### WHAT THE EXERCISE ASKS
Without further comment, state how many lines in the listing below contain the word "selected".

## BEGIN INFORMATION SUPPLIED

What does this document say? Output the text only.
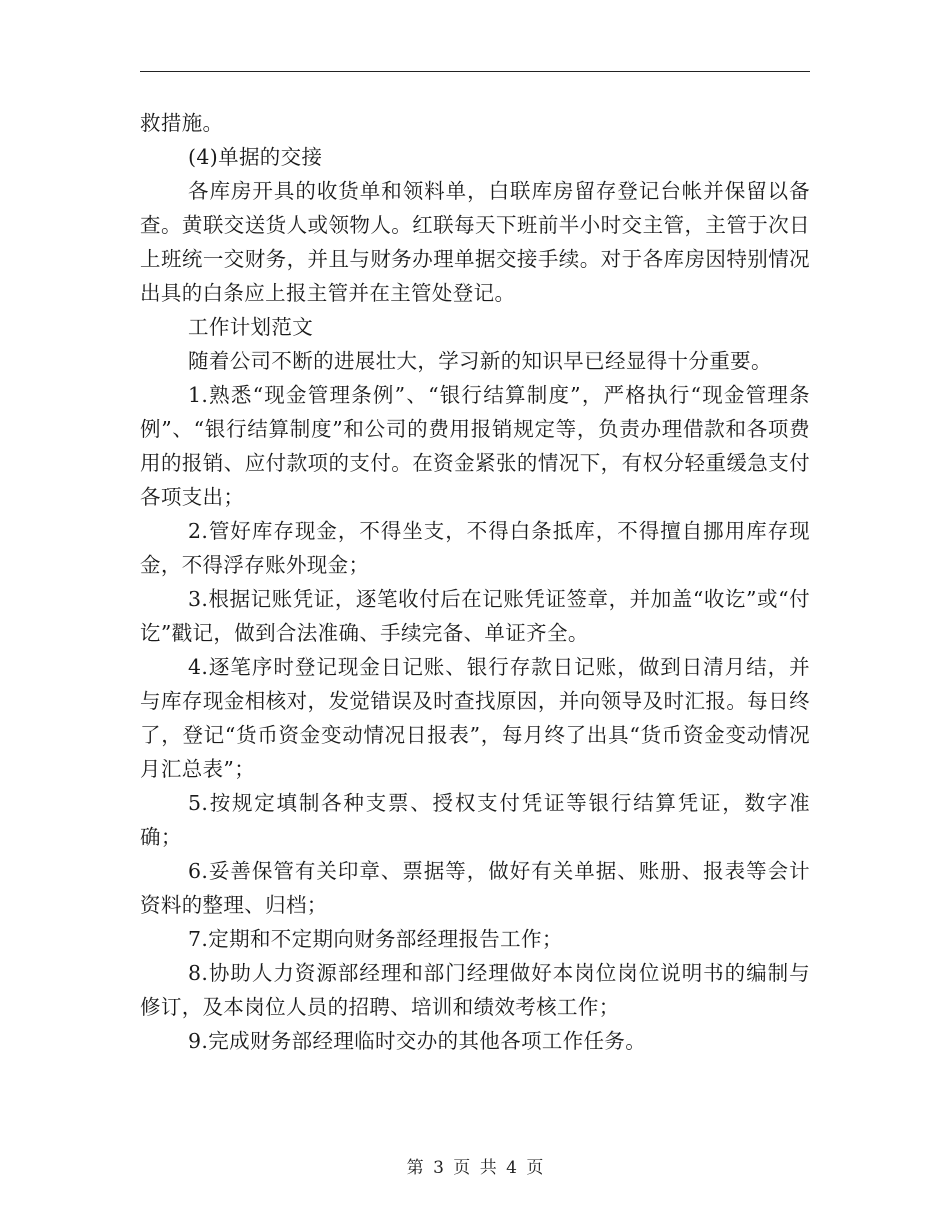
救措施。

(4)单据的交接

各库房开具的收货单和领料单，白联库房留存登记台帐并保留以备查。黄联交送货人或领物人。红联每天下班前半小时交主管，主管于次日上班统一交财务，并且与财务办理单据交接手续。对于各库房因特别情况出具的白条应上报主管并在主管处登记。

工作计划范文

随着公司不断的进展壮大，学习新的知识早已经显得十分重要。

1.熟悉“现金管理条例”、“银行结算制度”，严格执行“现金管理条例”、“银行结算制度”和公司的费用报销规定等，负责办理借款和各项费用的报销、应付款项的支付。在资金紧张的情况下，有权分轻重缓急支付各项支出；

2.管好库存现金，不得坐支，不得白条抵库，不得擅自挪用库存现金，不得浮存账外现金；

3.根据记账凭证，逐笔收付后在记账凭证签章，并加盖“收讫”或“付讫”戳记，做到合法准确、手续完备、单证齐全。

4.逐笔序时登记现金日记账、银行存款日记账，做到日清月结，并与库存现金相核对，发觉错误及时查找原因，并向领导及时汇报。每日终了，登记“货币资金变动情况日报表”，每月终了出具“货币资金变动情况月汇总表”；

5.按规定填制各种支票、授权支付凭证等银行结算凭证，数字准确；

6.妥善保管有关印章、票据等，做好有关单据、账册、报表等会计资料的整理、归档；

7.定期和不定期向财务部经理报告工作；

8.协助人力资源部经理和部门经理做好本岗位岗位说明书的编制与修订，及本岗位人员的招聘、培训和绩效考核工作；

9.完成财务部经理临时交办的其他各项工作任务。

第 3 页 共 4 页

## END INFORMATION SUPPLIED
## BEGIN INFORMATION SUPPLIED

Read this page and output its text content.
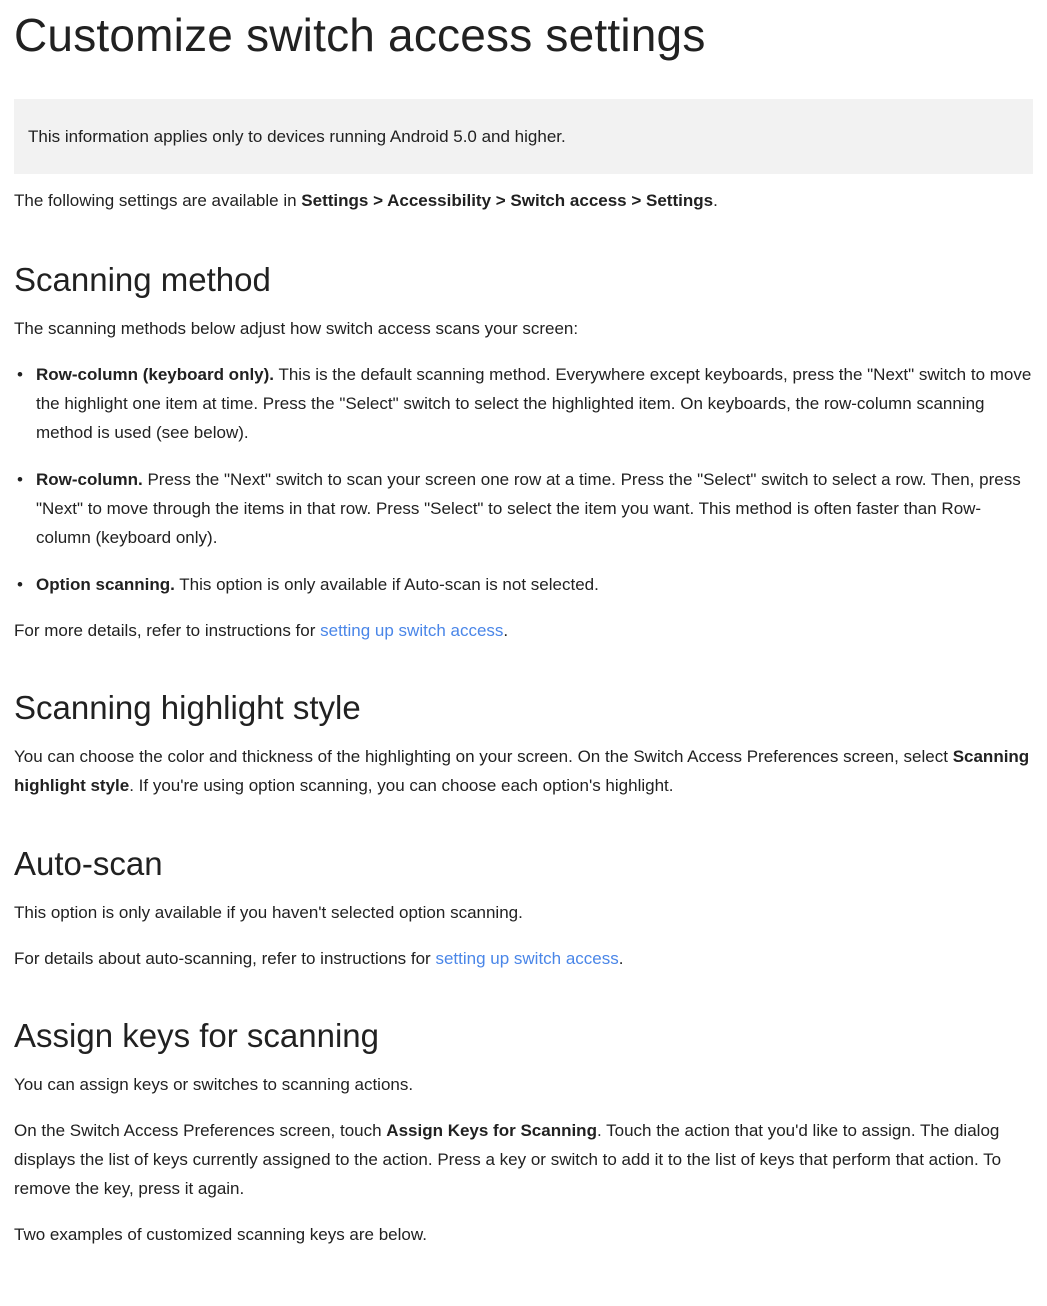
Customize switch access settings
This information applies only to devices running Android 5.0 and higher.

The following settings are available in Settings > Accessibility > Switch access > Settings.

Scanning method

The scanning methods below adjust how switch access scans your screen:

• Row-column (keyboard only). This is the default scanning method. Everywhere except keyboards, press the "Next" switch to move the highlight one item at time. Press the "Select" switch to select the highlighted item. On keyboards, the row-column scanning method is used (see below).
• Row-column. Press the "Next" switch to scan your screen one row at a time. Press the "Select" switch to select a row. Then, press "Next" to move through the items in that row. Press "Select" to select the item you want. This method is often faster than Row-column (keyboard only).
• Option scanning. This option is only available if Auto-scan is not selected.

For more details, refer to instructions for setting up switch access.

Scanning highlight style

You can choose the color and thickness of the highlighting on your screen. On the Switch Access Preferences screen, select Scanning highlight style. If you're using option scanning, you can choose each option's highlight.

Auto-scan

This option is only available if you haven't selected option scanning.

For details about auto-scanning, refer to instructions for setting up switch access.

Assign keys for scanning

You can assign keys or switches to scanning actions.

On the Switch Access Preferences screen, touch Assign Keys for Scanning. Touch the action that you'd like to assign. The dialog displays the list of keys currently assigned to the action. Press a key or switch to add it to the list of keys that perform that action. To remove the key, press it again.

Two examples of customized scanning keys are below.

## END INFORMATION SUPPLIED

### FULL ANSWER
2